[Collection entries]
□ □ □

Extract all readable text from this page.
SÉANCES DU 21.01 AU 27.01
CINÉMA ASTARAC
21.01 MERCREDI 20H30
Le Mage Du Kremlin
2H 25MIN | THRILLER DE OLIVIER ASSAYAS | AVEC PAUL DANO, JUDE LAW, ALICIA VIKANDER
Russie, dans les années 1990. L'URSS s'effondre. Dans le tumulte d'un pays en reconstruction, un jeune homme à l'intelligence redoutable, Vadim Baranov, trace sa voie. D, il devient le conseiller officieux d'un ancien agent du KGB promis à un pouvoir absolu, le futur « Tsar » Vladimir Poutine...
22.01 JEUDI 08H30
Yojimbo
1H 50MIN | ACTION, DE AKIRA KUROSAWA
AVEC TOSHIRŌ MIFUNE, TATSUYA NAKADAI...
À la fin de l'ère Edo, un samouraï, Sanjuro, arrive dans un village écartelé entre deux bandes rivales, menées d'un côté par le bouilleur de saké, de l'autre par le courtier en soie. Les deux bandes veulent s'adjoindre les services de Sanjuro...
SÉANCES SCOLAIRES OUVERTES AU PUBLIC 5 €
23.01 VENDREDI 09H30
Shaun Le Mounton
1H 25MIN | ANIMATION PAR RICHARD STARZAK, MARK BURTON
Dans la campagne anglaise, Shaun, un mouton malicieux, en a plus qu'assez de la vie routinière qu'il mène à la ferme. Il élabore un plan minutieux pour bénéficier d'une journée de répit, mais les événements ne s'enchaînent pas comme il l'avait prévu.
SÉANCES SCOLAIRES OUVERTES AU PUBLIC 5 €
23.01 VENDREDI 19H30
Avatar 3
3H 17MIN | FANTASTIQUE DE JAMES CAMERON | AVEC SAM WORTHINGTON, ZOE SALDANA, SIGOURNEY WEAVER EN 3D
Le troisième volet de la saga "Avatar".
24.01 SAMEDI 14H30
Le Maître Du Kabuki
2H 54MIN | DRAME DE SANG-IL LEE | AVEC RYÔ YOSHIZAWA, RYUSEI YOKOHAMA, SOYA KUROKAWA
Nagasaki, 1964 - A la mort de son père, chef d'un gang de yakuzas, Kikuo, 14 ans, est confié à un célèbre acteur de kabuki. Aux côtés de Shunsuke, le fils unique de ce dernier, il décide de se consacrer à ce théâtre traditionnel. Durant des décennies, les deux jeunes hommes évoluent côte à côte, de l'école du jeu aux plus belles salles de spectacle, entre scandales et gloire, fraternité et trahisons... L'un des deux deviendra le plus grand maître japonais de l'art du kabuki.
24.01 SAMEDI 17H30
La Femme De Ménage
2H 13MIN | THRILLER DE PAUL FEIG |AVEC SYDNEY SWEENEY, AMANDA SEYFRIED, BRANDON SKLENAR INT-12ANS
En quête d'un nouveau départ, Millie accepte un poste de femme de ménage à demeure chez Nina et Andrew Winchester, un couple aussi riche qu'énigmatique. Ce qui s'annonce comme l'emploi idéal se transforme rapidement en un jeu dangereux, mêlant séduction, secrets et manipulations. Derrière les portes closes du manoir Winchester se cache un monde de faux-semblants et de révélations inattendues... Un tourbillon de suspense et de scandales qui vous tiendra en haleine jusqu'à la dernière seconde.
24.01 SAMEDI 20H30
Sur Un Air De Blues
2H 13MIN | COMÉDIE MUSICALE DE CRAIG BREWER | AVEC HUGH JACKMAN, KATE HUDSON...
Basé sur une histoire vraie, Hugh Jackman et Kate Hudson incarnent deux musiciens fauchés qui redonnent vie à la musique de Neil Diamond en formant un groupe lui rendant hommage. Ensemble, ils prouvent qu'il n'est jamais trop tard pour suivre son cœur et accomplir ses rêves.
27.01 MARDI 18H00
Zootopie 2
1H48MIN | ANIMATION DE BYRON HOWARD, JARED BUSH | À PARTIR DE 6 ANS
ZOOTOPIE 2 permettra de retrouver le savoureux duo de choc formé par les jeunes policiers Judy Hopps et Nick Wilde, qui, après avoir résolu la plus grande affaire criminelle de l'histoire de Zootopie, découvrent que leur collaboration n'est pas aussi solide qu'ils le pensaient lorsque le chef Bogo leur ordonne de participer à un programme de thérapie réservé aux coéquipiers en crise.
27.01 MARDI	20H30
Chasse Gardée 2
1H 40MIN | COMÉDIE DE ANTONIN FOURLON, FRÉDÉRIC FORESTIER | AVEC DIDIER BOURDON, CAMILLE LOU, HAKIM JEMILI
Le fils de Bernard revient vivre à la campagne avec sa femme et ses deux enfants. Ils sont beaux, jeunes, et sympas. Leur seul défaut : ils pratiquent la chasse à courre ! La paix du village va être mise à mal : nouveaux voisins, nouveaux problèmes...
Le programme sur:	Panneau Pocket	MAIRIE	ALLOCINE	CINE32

□ □ □

Scan the entries above, and wherever a line holds the string "fils", copy it.

Result for this exercise:
Nagasaki, 1964 - A la mort de son père, chef d'un gang de yakuzas, Kikuo, 14 ans, est confié à un célèbre acteur de kabuki. Aux côtés de Shunsuke, le fils unique de ce dernier, il décide de se consacrer à ce théâtre traditionnel. Durant des décennies, les deux jeunes hommes évoluent côte à côte, de l'école du jeu aux plus belles salles de spectacle, entre scandales et gloire, fraternité et trahisons... L'un des deux deviendra le plus grand maître japonais de l'art du kabuki.
Le fils de Bernard revient vivre à la campagne avec sa femme et ses deux enfants. Ils sont beaux, jeunes, et sympas. Leur seul défaut : ils pratiquent la chasse à courre ! La paix du village va être mise à mal : nouveaux voisins, nouveaux problèmes...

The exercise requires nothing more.